Filter the records below down to lines containing "Service".

▬▬▬▬▬▬▬▬▬▬

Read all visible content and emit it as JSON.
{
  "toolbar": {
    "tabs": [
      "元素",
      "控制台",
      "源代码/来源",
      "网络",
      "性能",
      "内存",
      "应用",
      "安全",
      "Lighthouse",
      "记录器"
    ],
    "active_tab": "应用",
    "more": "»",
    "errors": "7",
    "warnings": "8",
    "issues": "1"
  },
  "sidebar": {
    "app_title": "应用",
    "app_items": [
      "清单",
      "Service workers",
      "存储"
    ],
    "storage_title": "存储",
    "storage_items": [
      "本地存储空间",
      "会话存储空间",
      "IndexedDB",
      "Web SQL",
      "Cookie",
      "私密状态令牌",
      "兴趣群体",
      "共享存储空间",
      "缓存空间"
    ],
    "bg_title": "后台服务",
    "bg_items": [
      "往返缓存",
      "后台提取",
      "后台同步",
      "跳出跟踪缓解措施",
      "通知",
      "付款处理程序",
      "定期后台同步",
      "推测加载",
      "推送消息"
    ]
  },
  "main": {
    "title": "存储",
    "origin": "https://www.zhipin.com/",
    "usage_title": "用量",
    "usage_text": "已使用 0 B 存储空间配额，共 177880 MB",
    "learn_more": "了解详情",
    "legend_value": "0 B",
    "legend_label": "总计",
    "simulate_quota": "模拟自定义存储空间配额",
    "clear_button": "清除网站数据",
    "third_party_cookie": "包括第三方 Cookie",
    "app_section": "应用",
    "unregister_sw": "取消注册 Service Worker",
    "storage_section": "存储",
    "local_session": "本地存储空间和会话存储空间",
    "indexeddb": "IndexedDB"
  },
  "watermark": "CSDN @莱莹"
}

▬▬▬▬▬▬▬▬▬▬

§ REPLY TO THE EXERCISE:
      "Service workers",
    "unregister_sw": "取消注册 Service Worker",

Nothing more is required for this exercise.